Русская линия | Ирина Бухарова | 06.05.2008 |
Время шло. Надо было запастись терпением. Ещё недавно я слонялась по пустому храму. По «пустому» сказано громко, но всё же, по сравнению с тем, что творилось сейчас!
Для начала описаний всех событий в ночь на субботу я попробую дать справку, что представляет храм Гроба Господня. Ещё его называют храм Воскресения, ибо заключает он в себе два бесценных сокровища: скалу Голгофа и погребальный вертеп Спасителя. Если смотреть на него как на здание, он по своим размерам и внутреннему украшению может быть сравнен с величайшими храмами христианского мира. И это при том, что он представляет собой не единое строение, а множество различных построек, соединённых между собой без архитектурных связок и гармоний. Внутри него расположены: храмы, приделы, часовни, крипты, вспомогательные помещения, лестницы, дворики, балконы и соединительные коридоры. (Признаюсь, оказавшись в нём в первый раз, у меня голова пошла кругом, и я уже не помнила ни названий, ни поворотов, ни выхода). Но величие его и слава не ограничиваются одними архитектурными особенностями.
Это преславнейший из храмов человеческих, ибо в нём заключены все святые места, где Спаситель мира распят, погребен и воскрес из мертвых. Это самый главный из исторических храмов, ибо в продолжение пятнадцати веков послужил поводом и причиной мировых событий. Это самый желанный храм во вселенной, ибо в нём тысяча тысяч сердец обрели, и будут обретать утешение и радость. Это самый соборный из храмов, ибо в нём приносят служение многие христианские общины. Да и есть ли на всём белом свете более святое место?!
........
» Задания:
1. Поменяйте в записях «page-footer» на «footer» и перепишите их с самого начала по строку с «heading-key-difficult-points: 四、教学重点、难点 (163, 1118, 374, 1145)» включительно, больше ничего не трогая.
2. Продолжите рассказ о храме Гроба Господня сразу после его последней фразы.
........
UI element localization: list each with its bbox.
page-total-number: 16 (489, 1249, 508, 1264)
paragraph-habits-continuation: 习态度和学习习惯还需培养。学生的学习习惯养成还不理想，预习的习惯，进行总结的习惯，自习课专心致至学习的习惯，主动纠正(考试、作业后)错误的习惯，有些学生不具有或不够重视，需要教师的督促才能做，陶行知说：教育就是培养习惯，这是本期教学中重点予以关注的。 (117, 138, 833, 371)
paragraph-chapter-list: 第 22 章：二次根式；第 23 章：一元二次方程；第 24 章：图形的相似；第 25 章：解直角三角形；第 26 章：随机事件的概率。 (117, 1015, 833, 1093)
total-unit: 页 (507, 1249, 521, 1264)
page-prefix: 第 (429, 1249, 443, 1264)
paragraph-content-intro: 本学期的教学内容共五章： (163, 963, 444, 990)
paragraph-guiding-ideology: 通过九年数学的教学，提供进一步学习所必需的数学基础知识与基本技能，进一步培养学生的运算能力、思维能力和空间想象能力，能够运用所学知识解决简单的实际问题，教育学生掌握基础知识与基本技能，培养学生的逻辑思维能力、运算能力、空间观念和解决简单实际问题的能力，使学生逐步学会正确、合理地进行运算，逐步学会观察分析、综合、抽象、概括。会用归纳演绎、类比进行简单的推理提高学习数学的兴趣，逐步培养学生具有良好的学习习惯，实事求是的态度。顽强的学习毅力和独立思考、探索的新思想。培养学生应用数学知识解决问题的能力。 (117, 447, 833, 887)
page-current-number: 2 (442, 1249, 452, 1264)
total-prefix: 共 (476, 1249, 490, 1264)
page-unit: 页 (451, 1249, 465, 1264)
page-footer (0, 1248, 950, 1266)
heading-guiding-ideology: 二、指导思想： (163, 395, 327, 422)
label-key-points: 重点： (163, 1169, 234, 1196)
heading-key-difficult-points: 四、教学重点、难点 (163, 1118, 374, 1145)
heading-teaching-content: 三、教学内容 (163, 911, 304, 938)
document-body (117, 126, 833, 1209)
........
» Ответы:
1.
UI element localization: list each with its bbox.
page-total-number: 16 (489, 1249, 508, 1264)
paragraph-habits-continuation: 习态度和学习习惯还需培养。学生的学习习惯养成还不理想，预习的习惯，进行总结的习惯，自习课专心致至学习的习惯，主动纠正(考试、作业后)错误的习惯，有些学生不具有或不够重视，需要教师的督促才能做，陶行知说：教育就是培养习惯，这是本期教学中重点予以关注的。 (117, 138, 833, 371)
paragraph-chapter-list: 第 22 章：二次根式；第 23 章：一元二次方程；第 24 章：图形的相似；第 25 章：解直角三角形；第 26 章：随机事件的概率。 (117, 1015, 833, 1093)
total-unit: 页 (507, 1249, 521, 1264)
page-prefix: 第 (429, 1249, 443, 1264)
paragraph-content-intro: 本学期的教学内容共五章： (163, 963, 444, 990)
paragraph-guiding-ideology: 通过九年数学的教学，提供进一步学习所必需的数学基础知识与基本技能，进一步培养学生的运算能力、思维能力和空间想象能力，能够运用所学知识解决简单的实际问题，教育学生掌握基础知识与基本技能，培养学生的逻辑思维能力、运算能力、空间观念和解决简单实际问题的能力，使学生逐步学会正确、合理地进行运算，逐步学会观察分析、综合、抽象、概括。会用归纳演绎、类比进行简单的推理提高学习数学的兴趣，逐步培养学生具有良好的学习习惯，实事求是的态度。顽强的学习毅力和独立思考、探索的新思想。培养学生应用数学知识解决问题的能力。 (117, 447, 833, 887)
page-current-number: 2 (442, 1249, 452, 1264)
total-prefix: 共 (476, 1249, 490, 1264)
page-unit: 页 (451, 1249, 465, 1264)
footer (0, 1248, 950, 1266)
heading-guiding-ideology: 二、指导思想： (163, 395, 327, 422)
label-key-points: 重点： (163, 1169, 234, 1196)
heading-key-difficult-points: 四、教学重点、难点 (163, 1118, 374, 1145)

2.
Здесь под горою Голгофой был погребен Прародитель Адам.
Здесь на горе Голгофа был распят наш Спаситель Иисус Христос, сын Бога Живаго.
Здесь Его сняли с креста, положили на камень Помазания и, умастив благовониями, спеленали.
Здесь Его погребли в небольшой пещерке в 33 шагах от места распятия, чтобы здесь же он и воскрес, являя миру спасение.
И здесь находилась древняя глубокая цистерна, куда был брошен и завален мусором Крест, который был чудесно обретён греческой царицей Еленой.
И всё это вмещает в себя огромный храм Гроба Господня.
Мысленно я вернулась к событиям прошедшей ночи. Заканчивалась служба погребения Плащаницы. Идёт крестный ход по всему храму с печальным пением «кирие-элейсон». Затем Патриарх и архиереи кладут Плащаницу на камень Помазания, поливают ароматическими маслами, посыпают большим количеством лепестков роз, и, взявшись за её концы, они идут вокруг Кувуклии трижды, продолжая своё пение. Печальная процессия останавливается перед входом Гроба Господня, Плащаницу заносят внутрь. Служба идёт два часа. Всё это время, каюсь, я не могла сосредоточиться на молитве. Подходило время изгнания всех людей из храма. Не знаю, как у остальных сотоварищей из моей группы, растворившейся по всему храму, но меня печальные мысли вгоняли в уныние.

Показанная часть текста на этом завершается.